§ Fragmento del texto
....

O el trauma que viven los médicos que ahora se dan cuenta de que, debido a su propia pereza o avaricia, no cumplieron con sus responsabilidades éticas más básicas como sanadores, y como resultado de su monótona repetición del mantra, evidentemente falso, acerca de la seguridad y la eficacia de las “vacunas”, han traído enfermedad y miseria a varias familias cuya salud era su solemne responsabilidad de salvaguardar.
O, cómo no, el trauma de quienes que siempre asumieron que vivían en una sociedad arraigada en procesos legales más o menos ordenados y racionales que vieron que el gobierno, facilitados en su empeño por mentiras intencionadas emitidas por autoridades de salud pública, pudieron arrebatarles todo que habían logrado en la vida a base de decretos de dudosa legalidad ¿Sobre qué base pueden estas personas reconstruir la fe que necesitan para volver a emprender proyectos difíciles de larga duración? Dado que nadie ha sido procesado por el enorme daño que les causaron estos decretos ilegales y caprichosos, ¿cómo saben que no volverán a sufrir a las manos de un gobierno caprichoso e impune?
¿Y qué pasará con personas como un profesor de secundaria de Nueva York que conozco, quien solicitó, como era su derecho, una exención religiosa al mandato de vacunación, solo para descubrir, por boca del representante de la EEOC asignado a su caso, eso es, su supuesto defensor en la lucha contra el abuso de los de sus jefes, que la organización, al igual que su propio sindicato, había llegado a un acuerdo con la dirección del Departamento de Educación de la ciudad para no defender los derechos, legalmente incuestionables, de los disidentes de la vacunación forzada?
¿Y qué decir del trauma que experimentaron quienes creían que sus relaciones personales claves eran sacrosantas y basadas en una aceptación implícita del respeto por su singularidad como persona y su capacidad de decisión, solo para descubrir que, en realidad, se basaban en condicionalidades del tipo «solo te aceptaré si haces lo que quiero»?
Si no abordamos abiertamente el trauma que nuestra clase dirigente nos ha infligido en estos últimos años viviremos emocionalmente entumecidos y nos comportaremos cada vez más como aquel perro metafórico de Springsteen «al que se le ha dado demasiada paliza».
¿Nos resignamos a vivir así? Si no lo hacemos, tal vez sea hora de que empecemos a hablar abiertamente—al mismo tiempo que alentamos a otros a hacer lo mismo—sobre las profundas heridas que muchos de nosotros hemos experimentado en estos últimos años, no en la búsqueda narcisista de una simpatía fugaz, sino más bien en el interés de recuperar la capacidad de abrir los ojos a la belleza de vivir y de confiar lo suficiente en los demás como para extenderles la empatía que cada uno de nosotros, desde la infancia, siempre hemos soñado que se extendiera a nosotros mismos.

....

§ Conjunto de entradas
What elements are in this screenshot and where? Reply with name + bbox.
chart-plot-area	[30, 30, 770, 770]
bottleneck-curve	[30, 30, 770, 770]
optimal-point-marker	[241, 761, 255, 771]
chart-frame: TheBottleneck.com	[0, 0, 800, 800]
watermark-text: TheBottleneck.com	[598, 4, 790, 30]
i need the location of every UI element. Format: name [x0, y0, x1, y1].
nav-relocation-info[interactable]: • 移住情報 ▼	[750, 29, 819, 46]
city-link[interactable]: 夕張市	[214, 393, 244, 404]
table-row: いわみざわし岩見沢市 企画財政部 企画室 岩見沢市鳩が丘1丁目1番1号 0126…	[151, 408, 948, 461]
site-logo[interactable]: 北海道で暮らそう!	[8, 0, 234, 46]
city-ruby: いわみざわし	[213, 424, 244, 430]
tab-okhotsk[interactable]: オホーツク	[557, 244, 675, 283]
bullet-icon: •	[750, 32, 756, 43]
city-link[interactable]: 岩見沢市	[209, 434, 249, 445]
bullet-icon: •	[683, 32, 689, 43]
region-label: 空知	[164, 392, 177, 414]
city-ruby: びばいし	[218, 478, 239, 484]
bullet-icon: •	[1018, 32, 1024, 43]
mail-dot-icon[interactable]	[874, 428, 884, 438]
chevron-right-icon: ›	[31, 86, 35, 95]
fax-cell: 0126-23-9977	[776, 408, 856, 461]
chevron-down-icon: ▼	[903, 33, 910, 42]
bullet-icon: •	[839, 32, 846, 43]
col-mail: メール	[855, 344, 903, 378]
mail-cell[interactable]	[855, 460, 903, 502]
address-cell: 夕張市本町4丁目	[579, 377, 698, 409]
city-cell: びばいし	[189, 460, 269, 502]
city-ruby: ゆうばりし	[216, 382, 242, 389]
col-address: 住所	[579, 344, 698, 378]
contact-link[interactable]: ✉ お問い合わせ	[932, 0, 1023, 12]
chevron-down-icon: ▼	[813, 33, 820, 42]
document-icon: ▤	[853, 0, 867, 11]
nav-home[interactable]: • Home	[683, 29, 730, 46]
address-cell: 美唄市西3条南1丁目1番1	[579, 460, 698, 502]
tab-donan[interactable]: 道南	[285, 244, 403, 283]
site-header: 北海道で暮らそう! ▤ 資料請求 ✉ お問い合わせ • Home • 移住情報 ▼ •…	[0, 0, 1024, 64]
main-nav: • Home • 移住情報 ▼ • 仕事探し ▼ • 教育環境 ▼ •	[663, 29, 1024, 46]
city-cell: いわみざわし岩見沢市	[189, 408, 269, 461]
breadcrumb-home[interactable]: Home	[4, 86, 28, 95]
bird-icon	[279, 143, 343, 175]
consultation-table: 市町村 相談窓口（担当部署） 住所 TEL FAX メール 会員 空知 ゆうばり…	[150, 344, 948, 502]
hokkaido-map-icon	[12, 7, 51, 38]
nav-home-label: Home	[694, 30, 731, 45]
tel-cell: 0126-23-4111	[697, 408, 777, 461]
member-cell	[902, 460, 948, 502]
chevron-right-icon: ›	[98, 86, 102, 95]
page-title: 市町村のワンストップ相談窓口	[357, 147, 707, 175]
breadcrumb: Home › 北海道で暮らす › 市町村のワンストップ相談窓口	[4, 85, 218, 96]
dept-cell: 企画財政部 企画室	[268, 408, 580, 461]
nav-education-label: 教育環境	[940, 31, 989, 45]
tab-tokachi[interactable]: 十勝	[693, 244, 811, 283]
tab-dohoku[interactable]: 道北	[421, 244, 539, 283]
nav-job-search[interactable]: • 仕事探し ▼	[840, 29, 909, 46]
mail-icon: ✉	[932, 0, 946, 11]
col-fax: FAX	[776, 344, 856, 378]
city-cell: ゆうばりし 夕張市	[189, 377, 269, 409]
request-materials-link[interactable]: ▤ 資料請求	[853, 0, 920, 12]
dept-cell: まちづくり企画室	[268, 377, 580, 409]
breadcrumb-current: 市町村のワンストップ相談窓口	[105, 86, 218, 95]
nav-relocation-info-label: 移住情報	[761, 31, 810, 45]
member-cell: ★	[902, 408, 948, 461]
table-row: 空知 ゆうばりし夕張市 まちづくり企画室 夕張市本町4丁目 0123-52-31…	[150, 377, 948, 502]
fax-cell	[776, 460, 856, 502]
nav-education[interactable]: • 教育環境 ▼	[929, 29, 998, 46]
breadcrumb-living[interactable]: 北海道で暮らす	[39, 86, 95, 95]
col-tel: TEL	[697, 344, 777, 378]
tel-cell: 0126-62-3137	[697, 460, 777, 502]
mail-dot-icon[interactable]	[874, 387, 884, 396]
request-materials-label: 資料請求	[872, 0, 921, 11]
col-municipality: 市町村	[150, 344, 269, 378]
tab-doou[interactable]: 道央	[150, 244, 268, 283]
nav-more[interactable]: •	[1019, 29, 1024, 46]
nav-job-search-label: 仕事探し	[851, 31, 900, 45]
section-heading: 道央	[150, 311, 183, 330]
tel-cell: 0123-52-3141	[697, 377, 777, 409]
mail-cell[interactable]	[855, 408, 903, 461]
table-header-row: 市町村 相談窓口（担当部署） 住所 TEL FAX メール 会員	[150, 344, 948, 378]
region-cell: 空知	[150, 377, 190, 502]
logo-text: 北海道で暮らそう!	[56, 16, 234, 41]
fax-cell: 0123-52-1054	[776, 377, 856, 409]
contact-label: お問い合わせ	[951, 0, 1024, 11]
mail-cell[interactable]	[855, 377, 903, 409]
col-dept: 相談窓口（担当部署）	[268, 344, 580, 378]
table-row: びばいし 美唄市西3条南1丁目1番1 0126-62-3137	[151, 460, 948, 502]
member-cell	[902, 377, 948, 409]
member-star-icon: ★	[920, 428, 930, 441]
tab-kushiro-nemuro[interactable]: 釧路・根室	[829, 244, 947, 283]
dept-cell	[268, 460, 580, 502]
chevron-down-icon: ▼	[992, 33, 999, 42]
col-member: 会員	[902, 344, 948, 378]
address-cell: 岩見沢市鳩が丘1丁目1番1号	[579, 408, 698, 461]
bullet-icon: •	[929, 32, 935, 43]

....

Copia sin cambios el pasaje del fragmento sobre el trauma que va entre «O, cómo no, el» y «caprichoso e impune?», ambos incluidos.

§ Resultado
O, cómo no, el trauma de quienes que siempre asumieron que vivían en una sociedad arraigada en procesos legales más o menos ordenados y racionales que vieron que el gobierno, facilitados en su empeño por mentiras intencionadas emitidas por autoridades de salud pública, pudieron arrebatarles todo que habían logrado en la vida a base de decretos de dudosa legalidad ¿Sobre qué base pueden estas personas reconstruir la fe que necesitan para volver a emprender proyectos difíciles de larga duración? Dado que nadie ha sido procesado por el enorme daño que les causaron estos decretos ilegales y caprichosos, ¿cómo saben que no volverán a sufrir a las manos de un gobierno caprichoso e impune?